Directions: Filter the listing and keep only the lines with the word "structured".

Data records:
###

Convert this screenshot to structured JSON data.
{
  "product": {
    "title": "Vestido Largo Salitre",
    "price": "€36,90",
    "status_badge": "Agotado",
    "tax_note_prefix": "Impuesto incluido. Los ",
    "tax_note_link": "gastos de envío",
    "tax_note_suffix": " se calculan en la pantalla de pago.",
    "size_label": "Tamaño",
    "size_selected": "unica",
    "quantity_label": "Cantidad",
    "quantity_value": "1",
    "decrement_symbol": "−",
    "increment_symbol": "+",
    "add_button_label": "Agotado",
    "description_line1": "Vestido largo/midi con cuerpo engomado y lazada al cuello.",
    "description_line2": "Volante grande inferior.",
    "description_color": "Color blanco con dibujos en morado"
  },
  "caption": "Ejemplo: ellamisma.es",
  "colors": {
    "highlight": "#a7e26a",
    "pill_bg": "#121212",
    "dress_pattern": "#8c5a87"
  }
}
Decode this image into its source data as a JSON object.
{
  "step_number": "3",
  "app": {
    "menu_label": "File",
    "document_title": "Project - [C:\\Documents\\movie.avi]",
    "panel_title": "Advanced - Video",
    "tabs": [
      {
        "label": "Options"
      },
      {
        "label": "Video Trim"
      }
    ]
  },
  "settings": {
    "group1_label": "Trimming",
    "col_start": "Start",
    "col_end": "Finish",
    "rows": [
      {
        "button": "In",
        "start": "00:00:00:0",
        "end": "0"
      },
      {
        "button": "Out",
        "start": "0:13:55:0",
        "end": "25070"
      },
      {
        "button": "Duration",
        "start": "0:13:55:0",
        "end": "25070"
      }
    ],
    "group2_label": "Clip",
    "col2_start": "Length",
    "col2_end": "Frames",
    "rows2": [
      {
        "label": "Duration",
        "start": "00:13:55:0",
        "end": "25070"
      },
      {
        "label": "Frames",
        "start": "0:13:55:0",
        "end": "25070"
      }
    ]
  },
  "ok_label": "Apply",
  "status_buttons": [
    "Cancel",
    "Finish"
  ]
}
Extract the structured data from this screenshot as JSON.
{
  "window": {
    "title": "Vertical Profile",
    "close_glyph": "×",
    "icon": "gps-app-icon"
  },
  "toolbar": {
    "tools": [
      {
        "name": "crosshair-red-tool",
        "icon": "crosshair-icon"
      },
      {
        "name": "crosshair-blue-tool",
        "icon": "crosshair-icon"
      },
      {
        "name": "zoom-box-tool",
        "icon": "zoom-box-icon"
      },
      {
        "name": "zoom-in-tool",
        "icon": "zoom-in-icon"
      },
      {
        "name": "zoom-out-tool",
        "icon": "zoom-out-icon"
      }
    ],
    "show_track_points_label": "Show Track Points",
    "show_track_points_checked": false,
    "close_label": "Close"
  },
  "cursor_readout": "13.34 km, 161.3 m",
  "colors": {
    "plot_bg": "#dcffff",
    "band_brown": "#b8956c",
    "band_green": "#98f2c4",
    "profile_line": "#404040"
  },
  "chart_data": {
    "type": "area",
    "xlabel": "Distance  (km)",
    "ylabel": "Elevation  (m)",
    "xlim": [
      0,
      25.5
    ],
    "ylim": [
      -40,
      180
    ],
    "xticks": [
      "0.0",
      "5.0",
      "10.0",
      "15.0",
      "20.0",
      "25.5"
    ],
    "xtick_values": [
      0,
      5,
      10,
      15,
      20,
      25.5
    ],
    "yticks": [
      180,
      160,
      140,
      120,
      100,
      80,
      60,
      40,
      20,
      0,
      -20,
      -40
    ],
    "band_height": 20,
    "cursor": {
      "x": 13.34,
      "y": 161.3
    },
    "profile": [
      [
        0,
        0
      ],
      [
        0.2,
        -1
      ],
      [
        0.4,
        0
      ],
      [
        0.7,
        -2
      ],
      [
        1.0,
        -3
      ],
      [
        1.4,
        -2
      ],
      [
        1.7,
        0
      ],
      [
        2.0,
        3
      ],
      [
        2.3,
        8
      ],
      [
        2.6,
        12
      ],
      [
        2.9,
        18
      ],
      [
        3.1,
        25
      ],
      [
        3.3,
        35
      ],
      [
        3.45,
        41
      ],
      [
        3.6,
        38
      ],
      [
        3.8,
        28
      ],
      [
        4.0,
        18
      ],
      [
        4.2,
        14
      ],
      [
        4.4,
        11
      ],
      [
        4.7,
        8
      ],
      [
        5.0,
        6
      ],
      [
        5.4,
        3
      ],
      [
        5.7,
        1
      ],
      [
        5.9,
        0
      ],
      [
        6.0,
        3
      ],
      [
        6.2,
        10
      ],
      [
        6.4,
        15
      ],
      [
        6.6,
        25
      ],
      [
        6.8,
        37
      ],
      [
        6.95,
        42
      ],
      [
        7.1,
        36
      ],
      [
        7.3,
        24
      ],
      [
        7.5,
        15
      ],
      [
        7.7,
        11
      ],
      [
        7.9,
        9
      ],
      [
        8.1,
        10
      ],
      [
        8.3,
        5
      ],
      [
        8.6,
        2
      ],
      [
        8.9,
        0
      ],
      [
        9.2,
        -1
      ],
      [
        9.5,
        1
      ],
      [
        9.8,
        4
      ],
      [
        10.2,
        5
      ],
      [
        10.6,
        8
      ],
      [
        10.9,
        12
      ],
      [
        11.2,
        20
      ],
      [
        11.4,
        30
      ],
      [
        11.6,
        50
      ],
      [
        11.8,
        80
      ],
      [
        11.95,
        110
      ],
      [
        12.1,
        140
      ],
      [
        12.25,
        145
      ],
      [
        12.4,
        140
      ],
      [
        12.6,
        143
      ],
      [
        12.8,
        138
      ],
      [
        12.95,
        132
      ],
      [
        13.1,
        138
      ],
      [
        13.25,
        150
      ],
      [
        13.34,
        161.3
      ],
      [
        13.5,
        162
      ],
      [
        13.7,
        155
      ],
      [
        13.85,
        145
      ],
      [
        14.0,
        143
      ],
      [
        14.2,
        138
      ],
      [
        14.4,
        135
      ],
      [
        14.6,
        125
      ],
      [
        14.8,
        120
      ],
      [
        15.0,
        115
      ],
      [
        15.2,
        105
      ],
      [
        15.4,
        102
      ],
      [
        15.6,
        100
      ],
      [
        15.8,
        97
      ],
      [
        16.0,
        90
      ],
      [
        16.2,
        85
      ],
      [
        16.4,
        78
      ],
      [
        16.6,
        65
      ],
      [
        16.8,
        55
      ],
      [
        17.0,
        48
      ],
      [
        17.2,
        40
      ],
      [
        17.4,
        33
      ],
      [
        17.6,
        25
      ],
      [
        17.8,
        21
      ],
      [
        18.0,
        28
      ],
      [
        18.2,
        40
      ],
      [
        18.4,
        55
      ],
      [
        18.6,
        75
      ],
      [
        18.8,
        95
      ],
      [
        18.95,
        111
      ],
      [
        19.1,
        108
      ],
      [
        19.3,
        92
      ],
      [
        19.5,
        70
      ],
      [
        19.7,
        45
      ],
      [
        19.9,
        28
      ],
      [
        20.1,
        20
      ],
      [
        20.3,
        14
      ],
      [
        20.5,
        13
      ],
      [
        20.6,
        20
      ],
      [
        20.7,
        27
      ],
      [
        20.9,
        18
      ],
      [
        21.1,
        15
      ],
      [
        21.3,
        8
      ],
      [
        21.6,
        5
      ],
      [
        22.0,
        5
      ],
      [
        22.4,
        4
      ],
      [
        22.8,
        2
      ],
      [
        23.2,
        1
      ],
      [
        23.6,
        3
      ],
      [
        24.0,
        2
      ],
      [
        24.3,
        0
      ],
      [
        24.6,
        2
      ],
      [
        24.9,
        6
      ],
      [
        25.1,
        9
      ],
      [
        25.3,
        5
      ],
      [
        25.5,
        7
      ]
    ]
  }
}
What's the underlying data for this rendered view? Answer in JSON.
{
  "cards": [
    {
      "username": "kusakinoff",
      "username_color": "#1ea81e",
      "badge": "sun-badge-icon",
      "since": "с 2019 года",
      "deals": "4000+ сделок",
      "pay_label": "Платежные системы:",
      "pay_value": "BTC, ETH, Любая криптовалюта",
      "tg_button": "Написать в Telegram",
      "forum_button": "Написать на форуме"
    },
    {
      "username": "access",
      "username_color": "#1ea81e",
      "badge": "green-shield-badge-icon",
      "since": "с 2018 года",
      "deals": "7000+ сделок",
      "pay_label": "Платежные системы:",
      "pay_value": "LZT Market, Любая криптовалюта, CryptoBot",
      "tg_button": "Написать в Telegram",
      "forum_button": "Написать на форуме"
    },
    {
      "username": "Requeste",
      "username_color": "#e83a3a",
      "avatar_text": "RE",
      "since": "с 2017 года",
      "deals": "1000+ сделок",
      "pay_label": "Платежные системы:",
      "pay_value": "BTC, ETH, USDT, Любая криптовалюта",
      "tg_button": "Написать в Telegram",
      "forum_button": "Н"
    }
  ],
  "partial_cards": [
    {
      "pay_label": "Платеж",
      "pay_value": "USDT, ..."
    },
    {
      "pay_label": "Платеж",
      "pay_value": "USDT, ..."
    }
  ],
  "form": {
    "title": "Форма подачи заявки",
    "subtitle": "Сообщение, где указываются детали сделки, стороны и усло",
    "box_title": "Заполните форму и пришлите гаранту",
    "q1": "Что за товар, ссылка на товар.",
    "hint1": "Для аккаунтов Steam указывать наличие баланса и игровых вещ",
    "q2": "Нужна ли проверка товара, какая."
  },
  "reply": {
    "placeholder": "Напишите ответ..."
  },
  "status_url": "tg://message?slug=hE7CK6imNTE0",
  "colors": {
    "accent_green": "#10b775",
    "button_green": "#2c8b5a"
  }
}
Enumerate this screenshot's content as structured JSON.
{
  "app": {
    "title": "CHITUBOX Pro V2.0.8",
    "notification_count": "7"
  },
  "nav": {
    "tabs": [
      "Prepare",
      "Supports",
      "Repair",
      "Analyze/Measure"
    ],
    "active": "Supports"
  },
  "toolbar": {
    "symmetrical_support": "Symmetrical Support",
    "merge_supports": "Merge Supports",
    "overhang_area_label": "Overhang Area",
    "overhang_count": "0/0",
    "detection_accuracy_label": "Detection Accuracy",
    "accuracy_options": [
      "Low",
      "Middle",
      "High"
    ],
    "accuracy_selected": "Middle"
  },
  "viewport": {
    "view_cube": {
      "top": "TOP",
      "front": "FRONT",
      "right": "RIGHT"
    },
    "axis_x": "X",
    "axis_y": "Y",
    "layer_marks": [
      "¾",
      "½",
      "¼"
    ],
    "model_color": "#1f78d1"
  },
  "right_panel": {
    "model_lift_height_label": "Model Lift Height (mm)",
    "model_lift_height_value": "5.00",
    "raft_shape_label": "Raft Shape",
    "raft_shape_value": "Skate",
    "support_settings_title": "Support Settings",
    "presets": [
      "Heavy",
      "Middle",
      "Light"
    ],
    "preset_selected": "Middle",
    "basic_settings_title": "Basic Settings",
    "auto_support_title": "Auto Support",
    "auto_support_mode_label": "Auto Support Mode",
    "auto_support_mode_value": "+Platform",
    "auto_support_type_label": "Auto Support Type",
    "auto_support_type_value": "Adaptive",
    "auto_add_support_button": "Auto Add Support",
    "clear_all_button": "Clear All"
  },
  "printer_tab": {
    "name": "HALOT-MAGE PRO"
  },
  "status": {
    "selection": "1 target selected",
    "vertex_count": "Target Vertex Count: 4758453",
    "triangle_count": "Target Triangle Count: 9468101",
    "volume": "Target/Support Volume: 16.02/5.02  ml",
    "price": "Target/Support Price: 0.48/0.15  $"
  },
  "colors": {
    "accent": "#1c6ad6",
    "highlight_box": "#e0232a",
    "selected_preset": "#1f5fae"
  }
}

###

Task answer:
Convert this screenshot to structured JSON data.
Extract the structured data from this screenshot as JSON.
Enumerate this screenshot's content as structured JSON.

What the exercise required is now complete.